---------- Given entries

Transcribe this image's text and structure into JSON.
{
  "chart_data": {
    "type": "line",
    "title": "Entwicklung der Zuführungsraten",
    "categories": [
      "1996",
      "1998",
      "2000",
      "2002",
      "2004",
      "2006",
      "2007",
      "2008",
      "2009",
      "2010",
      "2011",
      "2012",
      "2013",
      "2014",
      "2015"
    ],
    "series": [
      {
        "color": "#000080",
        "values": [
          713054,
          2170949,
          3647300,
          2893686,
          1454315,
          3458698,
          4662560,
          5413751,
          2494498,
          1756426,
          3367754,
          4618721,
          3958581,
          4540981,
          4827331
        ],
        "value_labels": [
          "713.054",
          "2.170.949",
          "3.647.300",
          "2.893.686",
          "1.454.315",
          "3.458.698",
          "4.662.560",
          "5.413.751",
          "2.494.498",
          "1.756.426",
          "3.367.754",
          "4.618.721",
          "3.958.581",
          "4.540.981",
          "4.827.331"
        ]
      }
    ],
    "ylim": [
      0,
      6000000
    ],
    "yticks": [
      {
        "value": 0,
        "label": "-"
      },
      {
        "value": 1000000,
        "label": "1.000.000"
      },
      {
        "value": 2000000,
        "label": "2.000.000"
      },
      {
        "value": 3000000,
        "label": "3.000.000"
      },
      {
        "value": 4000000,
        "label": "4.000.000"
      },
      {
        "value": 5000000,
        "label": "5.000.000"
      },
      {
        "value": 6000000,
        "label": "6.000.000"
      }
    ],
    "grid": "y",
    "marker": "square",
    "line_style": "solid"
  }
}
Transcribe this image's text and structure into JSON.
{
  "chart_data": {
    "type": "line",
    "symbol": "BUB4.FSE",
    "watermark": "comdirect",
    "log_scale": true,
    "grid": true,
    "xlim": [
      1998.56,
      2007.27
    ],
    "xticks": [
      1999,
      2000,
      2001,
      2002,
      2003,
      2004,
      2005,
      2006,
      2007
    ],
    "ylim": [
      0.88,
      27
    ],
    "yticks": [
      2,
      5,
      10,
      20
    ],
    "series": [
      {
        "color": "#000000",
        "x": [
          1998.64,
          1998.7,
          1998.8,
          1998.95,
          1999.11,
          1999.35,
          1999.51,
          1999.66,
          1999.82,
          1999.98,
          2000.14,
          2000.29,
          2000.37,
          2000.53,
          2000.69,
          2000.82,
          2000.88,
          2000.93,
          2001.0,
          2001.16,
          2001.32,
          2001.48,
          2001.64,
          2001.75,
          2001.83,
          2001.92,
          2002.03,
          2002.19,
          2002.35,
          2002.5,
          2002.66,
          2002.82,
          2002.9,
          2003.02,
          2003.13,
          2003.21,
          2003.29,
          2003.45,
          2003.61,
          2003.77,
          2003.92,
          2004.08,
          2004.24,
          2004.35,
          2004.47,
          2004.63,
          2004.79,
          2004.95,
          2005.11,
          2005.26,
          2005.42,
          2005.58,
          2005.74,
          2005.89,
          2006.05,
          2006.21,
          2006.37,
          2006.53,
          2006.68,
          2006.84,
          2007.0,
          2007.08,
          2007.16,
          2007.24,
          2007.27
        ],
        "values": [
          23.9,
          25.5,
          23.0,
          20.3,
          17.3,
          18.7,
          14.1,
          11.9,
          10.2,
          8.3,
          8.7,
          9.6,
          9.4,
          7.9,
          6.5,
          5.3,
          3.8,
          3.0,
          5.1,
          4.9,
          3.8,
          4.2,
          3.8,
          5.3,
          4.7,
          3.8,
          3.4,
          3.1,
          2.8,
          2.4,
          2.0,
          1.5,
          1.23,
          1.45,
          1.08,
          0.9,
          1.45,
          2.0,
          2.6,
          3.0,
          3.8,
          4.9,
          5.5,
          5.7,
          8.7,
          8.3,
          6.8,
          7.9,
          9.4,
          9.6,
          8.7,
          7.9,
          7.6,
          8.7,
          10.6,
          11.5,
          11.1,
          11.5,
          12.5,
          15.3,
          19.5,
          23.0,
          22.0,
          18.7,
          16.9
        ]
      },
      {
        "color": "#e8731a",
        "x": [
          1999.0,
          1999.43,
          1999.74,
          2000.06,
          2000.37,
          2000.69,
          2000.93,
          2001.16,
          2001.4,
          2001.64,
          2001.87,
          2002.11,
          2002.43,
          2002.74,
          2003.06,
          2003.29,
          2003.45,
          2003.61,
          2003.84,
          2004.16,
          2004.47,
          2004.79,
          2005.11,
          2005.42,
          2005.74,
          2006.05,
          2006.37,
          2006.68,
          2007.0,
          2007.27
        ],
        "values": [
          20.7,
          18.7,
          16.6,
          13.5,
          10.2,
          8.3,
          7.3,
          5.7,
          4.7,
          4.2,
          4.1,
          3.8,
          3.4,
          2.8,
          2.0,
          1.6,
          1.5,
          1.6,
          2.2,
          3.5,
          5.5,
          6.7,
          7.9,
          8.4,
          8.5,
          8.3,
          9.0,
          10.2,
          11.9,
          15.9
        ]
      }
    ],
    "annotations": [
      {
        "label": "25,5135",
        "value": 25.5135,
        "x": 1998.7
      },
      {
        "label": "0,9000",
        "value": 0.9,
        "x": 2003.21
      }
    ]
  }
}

--------------------

▸ Exercise brief: Exactly reproduce every line of the records.

▸ Completed task:
Transcribe this image's text and structure into JSON.
{
  "chart_data": {
    "type": "line",
    "title": "Entwicklung der Zuführungsraten",
    "categories": [
      "1996",
      "1998",
      "2000",
      "2002",
      "2004",
      "2006",
      "2007",
      "2008",
      "2009",
      "2010",
      "2011",
      "2012",
      "2013",
      "2014",
      "2015"
    ],
    "series": [
      {
        "color": "#000080",
        "values": [
          713054,
          2170949,
          3647300,
          2893686,
          1454315,
          3458698,
          4662560,
          5413751,
          2494498,
          1756426,
          3367754,
          4618721,
          3958581,
          4540981,
          4827331
        ],
        "value_labels": [
          "713.054",
          "2.170.949",
          "3.647.300",
          "2.893.686",
          "1.454.315",
          "3.458.698",
          "4.662.560",
          "5.413.751",
          "2.494.498",
          "1.756.426",
          "3.367.754",
          "4.618.721",
          "3.958.581",
          "4.540.981",
          "4.827.331"
        ]
      }
    ],
    "ylim": [
      0,
      6000000
    ],
    "yticks": [
      {
        "value": 0,
        "label": "-"
      },
      {
        "value": 1000000,
        "label": "1.000.000"
      },
      {
        "value": 2000000,
        "label": "2.000.000"
      },
      {
        "value": 3000000,
        "label": "3.000.000"
      },
      {
        "value": 4000000,
        "label": "4.000.000"
      },
      {
        "value": 5000000,
        "label": "5.000.000"
      },
      {
        "value": 6000000,
        "label": "6.000.000"
      }
    ],
    "grid": "y",
    "marker": "square",
    "line_style": "solid"
  }
}
Transcribe this image's text and structure into JSON.
{
  "chart_data": {
    "type": "line",
    "symbol": "BUB4.FSE",
    "watermark": "comdirect",
    "log_scale": true,
    "grid": true,
    "xlim": [
      1998.56,
      2007.27
    ],
    "xticks": [
      1999,
      2000,
      2001,
      2002,
      2003,
      2004,
      2005,
      2006,
      2007
    ],
    "ylim": [
      0.88,
      27
    ],
    "yticks": [
      2,
      5,
      10,
      20
    ],
    "series": [
      {
        "color": "#000000",
        "x": [
          1998.64,
          1998.7,
          1998.8,
          1998.95,
          1999.11,
          1999.35,
          1999.51,
          1999.66,
          1999.82,
          1999.98,
          2000.14,
          2000.29,
          2000.37,
          2000.53,
          2000.69,
          2000.82,
          2000.88,
          2000.93,
          2001.0,
          2001.16,
          2001.32,
          2001.48,
          2001.64,
          2001.75,
          2001.83,
          2001.92,
          2002.03,
          2002.19,
          2002.35,
          2002.5,
          2002.66,
          2002.82,
          2002.9,
          2003.02,
          2003.13,
          2003.21,
          2003.29,
          2003.45,
          2003.61,
          2003.77,
          2003.92,
          2004.08,
          2004.24,
          2004.35,
          2004.47,
          2004.63,
          2004.79,
          2004.95,
          2005.11,
          2005.26,
          2005.42,
          2005.58,
          2005.74,
          2005.89,
          2006.05,
          2006.21,
          2006.37,
          2006.53,
          2006.68,
          2006.84,
          2007.0,
          2007.08,
          2007.16,
          2007.24,
          2007.27
        ],
        "values": [
          23.9,
          25.5,
          23.0,
          20.3,
          17.3,
          18.7,
          14.1,
          11.9,
          10.2,
          8.3,
          8.7,
          9.6,
          9.4,
          7.9,
          6.5,
          5.3,
          3.8,
          3.0,
          5.1,
          4.9,
          3.8,
          4.2,
          3.8,
          5.3,
          4.7,
          3.8,
          3.4,
          3.1,
          2.8,
          2.4,
          2.0,
          1.5,
          1.23,
          1.45,
          1.08,
          0.9,
          1.45,
          2.0,
          2.6,
          3.0,
          3.8,
          4.9,
          5.5,
          5.7,
          8.7,
          8.3,
          6.8,
          7.9,
          9.4,
          9.6,
          8.7,
          7.9,
          7.6,
          8.7,
          10.6,
          11.5,
          11.1,
          11.5,
          12.5,
          15.3,
          19.5,
          23.0,
          22.0,
          18.7,
          16.9
        ]
      },
      {
        "color": "#e8731a",
        "x": [
          1999.0,
          1999.43,
          1999.74,
          2000.06,
          2000.37,
          2000.69,
          2000.93,
          2001.16,
          2001.4,
          2001.64,
          2001.87,
          2002.11,
          2002.43,
          2002.74,
          2003.06,
          2003.29,
          2003.45,
          2003.61,
          2003.84,
          2004.16,
          2004.47,
          2004.79,
          2005.11,
          2005.42,
          2005.74,
          2006.05,
          2006.37,
          2006.68,
          2007.0,
          2007.27
        ],
        "values": [
          20.7,
          18.7,
          16.6,
          13.5,
          10.2,
          8.3,
          7.3,
          5.7,
          4.7,
          4.2,
          4.1,
          3.8,
          3.4,
          2.8,
          2.0,
          1.6,
          1.5,
          1.6,
          2.2,
          3.5,
          5.5,
          6.7,
          7.9,
          8.4,
          8.5,
          8.3,
          9.0,
          10.2,
          11.9,
          15.9
        ]
      }
    ],
    "annotations": [
      {
        "label": "25,5135",
        "value": 25.5135,
        "x": 1998.7
      },
      {
        "label": "0,9000",
        "value": 0.9,
        "x": 2003.21
      }
    ]
  }
}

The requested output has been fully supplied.